# TASK BRIEF:
Return each line of the listing that contains the string "kind".

Records that describe figures:
--- begin ---
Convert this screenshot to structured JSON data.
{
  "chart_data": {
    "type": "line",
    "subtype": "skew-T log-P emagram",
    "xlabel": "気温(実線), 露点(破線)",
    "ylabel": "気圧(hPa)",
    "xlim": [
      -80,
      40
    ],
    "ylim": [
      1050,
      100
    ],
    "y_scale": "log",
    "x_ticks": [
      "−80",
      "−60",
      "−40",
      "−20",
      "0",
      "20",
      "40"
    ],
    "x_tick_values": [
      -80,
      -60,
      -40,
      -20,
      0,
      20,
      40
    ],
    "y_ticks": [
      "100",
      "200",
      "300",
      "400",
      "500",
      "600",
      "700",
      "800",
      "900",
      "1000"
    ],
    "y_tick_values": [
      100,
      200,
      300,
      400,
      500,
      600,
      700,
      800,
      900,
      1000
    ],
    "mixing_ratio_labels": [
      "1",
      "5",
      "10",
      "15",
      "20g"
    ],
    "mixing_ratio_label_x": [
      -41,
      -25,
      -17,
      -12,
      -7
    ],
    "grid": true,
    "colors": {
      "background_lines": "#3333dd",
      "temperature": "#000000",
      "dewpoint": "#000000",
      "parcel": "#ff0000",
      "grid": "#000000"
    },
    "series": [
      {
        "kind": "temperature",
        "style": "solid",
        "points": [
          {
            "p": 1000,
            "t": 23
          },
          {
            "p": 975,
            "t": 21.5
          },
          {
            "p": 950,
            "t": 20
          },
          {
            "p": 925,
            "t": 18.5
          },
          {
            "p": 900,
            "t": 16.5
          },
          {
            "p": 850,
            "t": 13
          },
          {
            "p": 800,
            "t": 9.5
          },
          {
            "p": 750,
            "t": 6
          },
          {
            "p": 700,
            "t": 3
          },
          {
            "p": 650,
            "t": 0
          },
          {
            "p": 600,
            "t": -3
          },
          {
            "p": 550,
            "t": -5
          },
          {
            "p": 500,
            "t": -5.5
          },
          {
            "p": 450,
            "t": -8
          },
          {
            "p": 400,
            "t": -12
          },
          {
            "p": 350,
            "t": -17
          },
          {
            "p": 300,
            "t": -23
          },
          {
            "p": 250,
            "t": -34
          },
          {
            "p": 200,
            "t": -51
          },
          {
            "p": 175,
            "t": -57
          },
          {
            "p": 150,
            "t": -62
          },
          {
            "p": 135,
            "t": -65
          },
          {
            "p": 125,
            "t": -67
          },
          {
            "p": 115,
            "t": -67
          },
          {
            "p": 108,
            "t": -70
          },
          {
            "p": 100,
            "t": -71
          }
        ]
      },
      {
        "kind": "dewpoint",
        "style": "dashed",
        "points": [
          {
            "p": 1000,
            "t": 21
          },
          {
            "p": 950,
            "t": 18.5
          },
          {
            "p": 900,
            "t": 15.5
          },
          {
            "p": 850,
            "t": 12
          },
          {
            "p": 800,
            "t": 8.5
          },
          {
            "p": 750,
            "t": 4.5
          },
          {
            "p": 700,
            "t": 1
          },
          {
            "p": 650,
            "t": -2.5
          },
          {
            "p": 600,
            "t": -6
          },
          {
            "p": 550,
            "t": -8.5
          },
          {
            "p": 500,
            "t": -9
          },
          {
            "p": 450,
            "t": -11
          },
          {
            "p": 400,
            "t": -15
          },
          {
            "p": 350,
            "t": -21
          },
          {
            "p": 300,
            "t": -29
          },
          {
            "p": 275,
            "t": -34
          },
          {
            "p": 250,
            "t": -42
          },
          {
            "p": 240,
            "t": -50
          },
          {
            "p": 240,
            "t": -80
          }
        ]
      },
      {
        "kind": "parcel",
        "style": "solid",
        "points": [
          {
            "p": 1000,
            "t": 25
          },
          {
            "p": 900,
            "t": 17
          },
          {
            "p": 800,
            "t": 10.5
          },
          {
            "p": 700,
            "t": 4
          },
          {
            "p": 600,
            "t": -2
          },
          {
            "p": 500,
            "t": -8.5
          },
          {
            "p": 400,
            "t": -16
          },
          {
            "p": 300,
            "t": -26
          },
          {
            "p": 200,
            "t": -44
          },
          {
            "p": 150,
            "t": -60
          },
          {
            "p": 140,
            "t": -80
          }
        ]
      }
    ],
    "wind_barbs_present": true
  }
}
--- end ---
# EXERCISE ANSWER:
        "kind": "temperature",
        "kind": "dewpoint",
        "kind": "parcel",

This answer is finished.